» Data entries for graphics
=====

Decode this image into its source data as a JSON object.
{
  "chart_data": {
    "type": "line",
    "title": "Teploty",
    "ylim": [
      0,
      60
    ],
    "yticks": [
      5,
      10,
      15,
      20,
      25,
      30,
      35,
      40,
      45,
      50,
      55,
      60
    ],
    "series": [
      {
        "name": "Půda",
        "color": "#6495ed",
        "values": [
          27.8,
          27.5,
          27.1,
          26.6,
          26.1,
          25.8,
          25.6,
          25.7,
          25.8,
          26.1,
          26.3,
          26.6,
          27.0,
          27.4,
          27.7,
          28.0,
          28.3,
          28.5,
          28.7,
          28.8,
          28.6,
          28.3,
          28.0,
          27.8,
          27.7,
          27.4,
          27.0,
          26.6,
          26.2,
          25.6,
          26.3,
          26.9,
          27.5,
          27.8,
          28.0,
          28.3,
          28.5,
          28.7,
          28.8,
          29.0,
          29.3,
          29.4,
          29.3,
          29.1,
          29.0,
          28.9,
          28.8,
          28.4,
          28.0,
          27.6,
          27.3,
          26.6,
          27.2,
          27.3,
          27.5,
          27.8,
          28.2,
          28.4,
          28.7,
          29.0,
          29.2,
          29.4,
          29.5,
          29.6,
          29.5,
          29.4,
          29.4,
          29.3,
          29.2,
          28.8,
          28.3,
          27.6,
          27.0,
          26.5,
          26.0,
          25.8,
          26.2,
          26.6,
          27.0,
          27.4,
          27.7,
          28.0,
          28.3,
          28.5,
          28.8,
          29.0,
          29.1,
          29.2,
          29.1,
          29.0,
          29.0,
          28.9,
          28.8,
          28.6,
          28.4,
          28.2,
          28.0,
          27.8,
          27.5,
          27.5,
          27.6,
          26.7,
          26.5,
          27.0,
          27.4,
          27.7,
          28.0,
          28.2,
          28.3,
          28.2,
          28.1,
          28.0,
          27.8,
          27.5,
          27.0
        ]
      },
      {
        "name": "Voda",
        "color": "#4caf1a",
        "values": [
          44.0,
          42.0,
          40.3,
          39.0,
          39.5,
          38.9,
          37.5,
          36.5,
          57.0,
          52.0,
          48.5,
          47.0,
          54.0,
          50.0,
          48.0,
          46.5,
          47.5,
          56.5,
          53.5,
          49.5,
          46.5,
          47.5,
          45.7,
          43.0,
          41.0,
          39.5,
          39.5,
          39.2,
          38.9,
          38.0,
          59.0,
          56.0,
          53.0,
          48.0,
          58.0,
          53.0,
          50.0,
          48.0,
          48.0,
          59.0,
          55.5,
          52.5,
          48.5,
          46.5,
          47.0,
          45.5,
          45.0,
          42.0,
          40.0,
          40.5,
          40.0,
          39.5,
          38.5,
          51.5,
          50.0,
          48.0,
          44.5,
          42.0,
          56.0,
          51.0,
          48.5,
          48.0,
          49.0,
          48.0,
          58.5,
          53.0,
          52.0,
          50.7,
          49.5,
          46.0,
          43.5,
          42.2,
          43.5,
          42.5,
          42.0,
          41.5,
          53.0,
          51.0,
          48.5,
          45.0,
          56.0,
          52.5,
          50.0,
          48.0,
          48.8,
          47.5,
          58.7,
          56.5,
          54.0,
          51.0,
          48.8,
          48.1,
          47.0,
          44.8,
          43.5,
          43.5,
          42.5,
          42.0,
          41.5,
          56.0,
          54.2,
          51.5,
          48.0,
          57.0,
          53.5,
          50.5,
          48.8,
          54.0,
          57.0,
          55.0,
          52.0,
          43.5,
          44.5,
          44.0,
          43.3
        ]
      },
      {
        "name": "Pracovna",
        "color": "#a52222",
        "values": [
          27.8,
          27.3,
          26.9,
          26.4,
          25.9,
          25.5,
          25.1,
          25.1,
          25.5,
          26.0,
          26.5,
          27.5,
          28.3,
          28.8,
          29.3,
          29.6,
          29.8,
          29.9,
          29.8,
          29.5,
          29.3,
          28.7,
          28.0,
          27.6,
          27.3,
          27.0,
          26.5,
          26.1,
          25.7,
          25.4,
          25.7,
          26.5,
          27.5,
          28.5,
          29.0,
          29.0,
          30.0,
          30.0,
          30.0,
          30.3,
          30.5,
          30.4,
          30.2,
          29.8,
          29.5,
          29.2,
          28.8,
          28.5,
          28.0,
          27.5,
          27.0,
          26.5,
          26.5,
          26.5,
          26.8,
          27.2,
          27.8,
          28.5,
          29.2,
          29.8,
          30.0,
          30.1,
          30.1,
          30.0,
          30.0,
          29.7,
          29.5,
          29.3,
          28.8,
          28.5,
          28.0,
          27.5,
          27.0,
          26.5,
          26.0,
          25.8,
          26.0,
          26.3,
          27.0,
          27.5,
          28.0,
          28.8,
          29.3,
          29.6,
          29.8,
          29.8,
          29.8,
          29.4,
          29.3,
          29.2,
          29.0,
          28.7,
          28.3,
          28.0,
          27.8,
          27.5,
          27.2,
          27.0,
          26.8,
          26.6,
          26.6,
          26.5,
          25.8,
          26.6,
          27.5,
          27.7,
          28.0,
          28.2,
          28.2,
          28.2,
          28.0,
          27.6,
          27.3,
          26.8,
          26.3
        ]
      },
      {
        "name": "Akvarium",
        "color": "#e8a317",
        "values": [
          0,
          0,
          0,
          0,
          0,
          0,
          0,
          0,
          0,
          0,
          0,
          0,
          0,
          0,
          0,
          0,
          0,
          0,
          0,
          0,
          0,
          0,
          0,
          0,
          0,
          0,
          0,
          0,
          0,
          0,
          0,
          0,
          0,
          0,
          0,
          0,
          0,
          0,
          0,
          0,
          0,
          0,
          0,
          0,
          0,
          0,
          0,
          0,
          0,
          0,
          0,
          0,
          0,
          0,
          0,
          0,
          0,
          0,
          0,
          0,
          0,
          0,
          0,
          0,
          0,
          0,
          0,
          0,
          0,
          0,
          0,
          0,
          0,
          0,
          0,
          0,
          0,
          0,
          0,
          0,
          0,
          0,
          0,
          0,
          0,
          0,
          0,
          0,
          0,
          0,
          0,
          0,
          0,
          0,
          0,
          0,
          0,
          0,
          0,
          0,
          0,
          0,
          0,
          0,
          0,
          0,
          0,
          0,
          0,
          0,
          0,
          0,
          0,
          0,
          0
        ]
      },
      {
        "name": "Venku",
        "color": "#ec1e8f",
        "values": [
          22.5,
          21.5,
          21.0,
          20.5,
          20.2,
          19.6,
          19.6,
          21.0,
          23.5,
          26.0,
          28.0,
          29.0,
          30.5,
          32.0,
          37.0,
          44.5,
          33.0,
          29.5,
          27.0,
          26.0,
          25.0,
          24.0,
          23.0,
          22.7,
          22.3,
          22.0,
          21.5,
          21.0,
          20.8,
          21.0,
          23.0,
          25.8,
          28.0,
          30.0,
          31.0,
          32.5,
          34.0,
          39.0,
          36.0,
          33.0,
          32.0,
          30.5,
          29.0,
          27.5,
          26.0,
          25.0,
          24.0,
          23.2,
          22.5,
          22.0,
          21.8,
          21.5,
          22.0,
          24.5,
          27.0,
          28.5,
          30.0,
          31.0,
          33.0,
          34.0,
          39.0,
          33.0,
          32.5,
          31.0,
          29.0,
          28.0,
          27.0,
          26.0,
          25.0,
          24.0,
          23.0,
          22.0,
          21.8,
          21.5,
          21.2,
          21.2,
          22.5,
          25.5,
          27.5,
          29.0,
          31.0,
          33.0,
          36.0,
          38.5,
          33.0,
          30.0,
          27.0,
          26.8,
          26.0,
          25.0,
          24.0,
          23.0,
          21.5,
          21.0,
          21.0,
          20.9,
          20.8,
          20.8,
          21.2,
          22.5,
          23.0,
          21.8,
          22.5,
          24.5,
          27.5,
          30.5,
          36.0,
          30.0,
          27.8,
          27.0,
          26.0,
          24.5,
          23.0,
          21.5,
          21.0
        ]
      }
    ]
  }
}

=====

» What is required
Reproduce each line holding the word "name".

» Result of this task
        "name": "Půda",
        "name": "Voda",
        "name": "Pracovna",
        "name": "Akvarium",
        "name": "Venku",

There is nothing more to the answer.